*WHAT IS EXPECTED:* In the records that follow, show each line where the word "независимые" is present.

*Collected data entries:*

##########

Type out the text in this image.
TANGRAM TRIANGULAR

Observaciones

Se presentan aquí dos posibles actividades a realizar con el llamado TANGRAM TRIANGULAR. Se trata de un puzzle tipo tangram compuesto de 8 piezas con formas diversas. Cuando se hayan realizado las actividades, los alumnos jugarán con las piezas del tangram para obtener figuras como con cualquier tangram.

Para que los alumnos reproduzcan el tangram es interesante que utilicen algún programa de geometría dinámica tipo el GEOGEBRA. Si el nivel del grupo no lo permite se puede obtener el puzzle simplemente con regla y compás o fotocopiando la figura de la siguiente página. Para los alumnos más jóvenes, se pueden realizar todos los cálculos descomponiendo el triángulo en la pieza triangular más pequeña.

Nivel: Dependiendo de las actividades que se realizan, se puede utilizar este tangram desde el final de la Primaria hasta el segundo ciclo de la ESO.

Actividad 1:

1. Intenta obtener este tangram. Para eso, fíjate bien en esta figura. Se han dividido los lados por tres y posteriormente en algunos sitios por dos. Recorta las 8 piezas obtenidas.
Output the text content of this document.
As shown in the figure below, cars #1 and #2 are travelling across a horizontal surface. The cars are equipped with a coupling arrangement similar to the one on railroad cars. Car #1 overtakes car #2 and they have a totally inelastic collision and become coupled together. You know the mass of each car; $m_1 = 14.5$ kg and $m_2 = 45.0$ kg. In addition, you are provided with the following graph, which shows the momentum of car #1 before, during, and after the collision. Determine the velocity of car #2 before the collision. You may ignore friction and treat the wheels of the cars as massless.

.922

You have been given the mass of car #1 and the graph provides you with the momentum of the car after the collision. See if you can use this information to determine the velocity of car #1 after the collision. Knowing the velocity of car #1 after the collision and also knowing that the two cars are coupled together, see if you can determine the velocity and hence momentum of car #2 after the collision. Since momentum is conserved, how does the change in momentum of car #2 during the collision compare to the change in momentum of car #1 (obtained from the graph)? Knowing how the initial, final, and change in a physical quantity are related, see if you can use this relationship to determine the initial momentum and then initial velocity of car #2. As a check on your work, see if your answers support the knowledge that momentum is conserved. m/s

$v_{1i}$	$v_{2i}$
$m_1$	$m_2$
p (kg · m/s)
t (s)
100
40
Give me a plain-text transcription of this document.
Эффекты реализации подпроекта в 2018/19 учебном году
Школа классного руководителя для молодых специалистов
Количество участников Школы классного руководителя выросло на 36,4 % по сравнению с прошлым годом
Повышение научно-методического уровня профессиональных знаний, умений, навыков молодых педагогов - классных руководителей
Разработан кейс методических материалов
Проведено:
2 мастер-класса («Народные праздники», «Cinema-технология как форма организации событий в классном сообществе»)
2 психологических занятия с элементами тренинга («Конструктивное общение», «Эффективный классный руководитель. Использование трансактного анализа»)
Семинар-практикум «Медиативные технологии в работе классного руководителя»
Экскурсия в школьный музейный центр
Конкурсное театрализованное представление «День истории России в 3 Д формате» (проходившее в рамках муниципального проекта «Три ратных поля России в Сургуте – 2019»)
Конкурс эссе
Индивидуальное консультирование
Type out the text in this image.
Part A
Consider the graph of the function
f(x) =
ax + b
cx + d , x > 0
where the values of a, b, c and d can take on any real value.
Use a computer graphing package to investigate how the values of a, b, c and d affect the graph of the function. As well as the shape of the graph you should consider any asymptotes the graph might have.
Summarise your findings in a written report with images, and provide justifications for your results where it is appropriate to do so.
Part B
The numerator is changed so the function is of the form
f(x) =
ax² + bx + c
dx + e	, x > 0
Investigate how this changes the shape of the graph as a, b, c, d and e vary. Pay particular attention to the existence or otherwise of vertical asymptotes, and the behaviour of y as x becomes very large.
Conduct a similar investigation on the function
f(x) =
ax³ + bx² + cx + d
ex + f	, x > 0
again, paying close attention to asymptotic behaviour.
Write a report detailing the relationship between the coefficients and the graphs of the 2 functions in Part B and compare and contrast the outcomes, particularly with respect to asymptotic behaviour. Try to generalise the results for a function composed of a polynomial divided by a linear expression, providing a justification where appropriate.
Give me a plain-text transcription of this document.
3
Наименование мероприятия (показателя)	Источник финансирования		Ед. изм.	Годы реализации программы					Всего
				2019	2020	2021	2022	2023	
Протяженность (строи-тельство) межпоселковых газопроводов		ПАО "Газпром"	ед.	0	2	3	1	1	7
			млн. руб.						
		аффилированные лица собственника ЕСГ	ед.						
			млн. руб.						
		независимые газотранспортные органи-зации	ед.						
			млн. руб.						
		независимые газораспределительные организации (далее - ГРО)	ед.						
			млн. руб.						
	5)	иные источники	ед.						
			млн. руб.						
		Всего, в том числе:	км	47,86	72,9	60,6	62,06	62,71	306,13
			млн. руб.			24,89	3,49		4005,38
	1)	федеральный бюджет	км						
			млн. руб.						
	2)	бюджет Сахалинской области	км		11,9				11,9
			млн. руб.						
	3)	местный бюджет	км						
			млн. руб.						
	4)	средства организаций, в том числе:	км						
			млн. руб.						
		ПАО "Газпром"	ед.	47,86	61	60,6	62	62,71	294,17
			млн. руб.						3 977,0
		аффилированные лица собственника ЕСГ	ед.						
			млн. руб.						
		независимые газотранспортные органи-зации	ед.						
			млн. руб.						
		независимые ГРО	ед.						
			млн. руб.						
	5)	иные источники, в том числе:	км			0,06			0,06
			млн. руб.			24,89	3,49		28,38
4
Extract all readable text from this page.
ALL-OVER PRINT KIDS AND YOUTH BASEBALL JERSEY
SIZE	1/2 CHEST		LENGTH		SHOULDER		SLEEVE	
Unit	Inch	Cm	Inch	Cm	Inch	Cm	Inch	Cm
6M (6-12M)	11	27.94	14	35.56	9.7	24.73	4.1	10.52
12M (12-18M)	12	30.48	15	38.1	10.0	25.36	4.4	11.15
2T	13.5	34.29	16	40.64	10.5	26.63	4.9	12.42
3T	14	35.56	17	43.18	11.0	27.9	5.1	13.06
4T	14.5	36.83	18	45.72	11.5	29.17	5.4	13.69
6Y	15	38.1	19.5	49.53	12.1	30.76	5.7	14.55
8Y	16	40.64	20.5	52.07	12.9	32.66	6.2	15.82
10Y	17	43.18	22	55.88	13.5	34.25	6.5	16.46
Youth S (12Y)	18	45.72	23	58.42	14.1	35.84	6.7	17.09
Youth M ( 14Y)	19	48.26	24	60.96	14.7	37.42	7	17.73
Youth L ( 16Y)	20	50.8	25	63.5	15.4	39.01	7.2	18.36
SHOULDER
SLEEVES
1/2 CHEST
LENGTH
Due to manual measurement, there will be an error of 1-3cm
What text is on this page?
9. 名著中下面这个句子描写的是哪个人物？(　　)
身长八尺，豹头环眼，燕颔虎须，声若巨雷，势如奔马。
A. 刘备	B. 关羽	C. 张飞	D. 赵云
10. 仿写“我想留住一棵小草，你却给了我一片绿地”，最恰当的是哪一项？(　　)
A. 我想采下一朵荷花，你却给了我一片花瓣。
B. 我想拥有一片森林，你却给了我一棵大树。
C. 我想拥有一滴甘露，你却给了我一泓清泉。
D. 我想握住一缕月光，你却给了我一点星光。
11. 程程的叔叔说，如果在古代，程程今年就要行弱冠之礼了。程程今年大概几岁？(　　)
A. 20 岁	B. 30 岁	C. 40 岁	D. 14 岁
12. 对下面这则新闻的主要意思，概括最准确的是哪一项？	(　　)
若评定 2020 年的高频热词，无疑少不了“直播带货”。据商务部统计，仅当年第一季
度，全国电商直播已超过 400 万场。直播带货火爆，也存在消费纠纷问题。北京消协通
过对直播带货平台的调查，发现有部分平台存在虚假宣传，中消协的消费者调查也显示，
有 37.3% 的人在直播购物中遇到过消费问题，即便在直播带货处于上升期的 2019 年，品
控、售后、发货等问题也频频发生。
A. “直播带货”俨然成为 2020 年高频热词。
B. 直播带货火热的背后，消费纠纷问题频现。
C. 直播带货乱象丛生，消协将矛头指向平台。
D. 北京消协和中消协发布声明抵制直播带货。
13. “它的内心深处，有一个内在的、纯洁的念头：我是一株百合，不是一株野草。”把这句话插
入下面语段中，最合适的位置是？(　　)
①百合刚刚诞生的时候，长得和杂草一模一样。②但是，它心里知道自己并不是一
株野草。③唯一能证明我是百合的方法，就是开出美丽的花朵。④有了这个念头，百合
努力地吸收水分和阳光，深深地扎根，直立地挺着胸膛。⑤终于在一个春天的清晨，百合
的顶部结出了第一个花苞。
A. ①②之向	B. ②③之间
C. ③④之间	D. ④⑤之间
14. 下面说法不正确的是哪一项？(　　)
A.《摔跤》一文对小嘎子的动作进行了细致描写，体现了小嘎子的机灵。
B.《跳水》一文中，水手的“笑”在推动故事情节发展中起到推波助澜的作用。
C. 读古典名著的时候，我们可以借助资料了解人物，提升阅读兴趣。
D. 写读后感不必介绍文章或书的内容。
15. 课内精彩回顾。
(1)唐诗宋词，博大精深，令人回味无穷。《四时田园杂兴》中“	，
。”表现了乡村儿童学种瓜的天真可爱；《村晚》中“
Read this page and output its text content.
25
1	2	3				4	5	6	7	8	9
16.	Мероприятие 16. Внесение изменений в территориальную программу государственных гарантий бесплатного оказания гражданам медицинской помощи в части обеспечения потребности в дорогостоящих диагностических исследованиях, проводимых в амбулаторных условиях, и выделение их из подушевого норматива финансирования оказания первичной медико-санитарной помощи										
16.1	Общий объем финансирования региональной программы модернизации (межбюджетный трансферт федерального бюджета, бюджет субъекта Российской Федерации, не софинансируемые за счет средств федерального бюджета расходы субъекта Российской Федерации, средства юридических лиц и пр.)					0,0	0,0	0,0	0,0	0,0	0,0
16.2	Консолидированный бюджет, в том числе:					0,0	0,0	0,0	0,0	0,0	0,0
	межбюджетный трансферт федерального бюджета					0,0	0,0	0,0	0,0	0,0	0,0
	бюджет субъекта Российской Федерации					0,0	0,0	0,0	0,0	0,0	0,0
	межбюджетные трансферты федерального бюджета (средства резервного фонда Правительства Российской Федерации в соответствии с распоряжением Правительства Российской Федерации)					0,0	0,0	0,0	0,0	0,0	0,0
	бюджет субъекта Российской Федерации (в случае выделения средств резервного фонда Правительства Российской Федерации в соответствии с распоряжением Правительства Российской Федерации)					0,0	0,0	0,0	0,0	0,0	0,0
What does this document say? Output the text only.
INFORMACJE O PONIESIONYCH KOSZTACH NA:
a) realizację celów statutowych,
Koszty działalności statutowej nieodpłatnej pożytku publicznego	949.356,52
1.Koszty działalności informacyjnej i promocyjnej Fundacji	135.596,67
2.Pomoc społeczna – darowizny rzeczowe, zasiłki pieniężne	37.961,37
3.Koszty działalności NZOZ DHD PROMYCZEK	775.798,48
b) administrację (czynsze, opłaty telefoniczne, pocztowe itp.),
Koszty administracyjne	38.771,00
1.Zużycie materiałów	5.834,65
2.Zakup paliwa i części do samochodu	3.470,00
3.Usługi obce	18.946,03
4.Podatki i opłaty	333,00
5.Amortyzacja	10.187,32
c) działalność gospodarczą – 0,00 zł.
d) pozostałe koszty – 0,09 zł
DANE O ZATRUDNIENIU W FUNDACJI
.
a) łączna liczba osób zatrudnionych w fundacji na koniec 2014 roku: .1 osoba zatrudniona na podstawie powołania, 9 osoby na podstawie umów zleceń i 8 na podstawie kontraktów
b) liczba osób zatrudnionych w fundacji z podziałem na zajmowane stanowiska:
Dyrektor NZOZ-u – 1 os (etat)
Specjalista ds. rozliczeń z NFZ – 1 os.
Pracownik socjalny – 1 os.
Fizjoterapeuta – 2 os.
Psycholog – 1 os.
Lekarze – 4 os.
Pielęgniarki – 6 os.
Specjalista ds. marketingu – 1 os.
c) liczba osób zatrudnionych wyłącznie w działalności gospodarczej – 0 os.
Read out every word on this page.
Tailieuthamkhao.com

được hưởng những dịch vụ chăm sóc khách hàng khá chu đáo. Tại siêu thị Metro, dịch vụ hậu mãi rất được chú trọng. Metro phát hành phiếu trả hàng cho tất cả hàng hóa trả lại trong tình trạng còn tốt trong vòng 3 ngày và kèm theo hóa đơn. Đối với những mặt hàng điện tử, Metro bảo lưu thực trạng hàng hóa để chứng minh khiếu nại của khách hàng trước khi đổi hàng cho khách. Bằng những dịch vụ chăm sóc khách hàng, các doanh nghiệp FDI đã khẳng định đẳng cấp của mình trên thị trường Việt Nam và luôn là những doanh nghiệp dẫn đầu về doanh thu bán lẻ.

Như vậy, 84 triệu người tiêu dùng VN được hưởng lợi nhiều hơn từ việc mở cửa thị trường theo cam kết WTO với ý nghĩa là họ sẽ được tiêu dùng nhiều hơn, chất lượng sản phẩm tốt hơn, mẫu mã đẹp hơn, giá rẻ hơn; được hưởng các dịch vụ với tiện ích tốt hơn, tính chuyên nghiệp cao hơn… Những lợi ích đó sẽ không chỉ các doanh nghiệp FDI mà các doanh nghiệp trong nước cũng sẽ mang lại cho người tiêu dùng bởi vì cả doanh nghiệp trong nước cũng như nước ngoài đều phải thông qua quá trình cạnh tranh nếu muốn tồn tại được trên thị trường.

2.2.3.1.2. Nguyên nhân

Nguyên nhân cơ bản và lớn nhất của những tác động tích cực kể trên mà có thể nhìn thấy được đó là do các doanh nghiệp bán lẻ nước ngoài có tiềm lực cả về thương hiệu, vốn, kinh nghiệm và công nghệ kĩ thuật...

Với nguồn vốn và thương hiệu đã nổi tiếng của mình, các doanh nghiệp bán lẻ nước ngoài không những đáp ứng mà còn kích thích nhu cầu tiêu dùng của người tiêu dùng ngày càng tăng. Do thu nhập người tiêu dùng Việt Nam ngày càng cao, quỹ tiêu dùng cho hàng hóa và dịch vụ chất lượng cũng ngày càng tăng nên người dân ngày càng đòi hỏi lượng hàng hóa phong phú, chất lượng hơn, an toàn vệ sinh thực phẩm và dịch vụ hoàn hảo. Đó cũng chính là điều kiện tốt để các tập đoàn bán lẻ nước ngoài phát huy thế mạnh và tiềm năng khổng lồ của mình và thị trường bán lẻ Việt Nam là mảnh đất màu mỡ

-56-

##########

*OUTPUT FOR THIS TASK:*
		независимые газотранспортные органи-зации	ед.						
		независимые газораспределительные организации (далее - ГРО)	ед.						
		независимые газотранспортные органи-зации	ед.						
		независимые ГРО	ед.						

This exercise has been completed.